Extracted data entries
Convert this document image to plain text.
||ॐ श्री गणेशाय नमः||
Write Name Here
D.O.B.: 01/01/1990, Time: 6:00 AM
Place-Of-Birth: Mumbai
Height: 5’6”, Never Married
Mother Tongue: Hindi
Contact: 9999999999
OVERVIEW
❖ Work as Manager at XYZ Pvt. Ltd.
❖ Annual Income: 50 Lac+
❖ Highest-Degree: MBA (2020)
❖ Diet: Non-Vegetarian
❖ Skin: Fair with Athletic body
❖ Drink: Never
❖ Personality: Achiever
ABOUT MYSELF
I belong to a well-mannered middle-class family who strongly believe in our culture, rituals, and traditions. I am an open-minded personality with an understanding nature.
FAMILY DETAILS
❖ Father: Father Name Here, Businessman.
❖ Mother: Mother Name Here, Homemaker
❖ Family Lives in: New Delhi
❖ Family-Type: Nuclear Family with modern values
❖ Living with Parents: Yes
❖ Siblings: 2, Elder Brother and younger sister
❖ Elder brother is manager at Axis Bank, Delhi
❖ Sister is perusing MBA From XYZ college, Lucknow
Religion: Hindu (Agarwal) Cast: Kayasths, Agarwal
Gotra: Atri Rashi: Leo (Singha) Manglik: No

Given problem:
Your task is to retype all of the records exactly.

Completed task:
Convert this document image to plain text.
||ॐ श्री गणेशाय नमः||
Write Name Here
D.O.B.: 01/01/1990, Time: 6:00 AM
Place-Of-Birth: Mumbai
Height: 5’6”, Never Married
Mother Tongue: Hindi
Contact: 9999999999
OVERVIEW
❖ Work as Manager at XYZ Pvt. Ltd.
❖ Annual Income: 50 Lac+
❖ Highest-Degree: MBA (2020)
❖ Diet: Non-Vegetarian
❖ Skin: Fair with Athletic body
❖ Drink: Never
❖ Personality: Achiever
ABOUT MYSELF
I belong to a well-mannered middle-class family who strongly believe in our culture, rituals, and traditions. I am an open-minded personality with an understanding nature.
FAMILY DETAILS
❖ Father: Father Name Here, Businessman.
❖ Mother: Mother Name Here, Homemaker
❖ Family Lives in: New Delhi
❖ Family-Type: Nuclear Family with modern values
❖ Living with Parents: Yes
❖ Siblings: 2, Elder Brother and younger sister
❖ Elder brother is manager at Axis Bank, Delhi
❖ Sister is perusing MBA From XYZ college, Lucknow
Religion: Hindu (Agarwal) Cast: Kayasths, Agarwal
Gotra: Atri Rashi: Leo (Singha) Manglik: No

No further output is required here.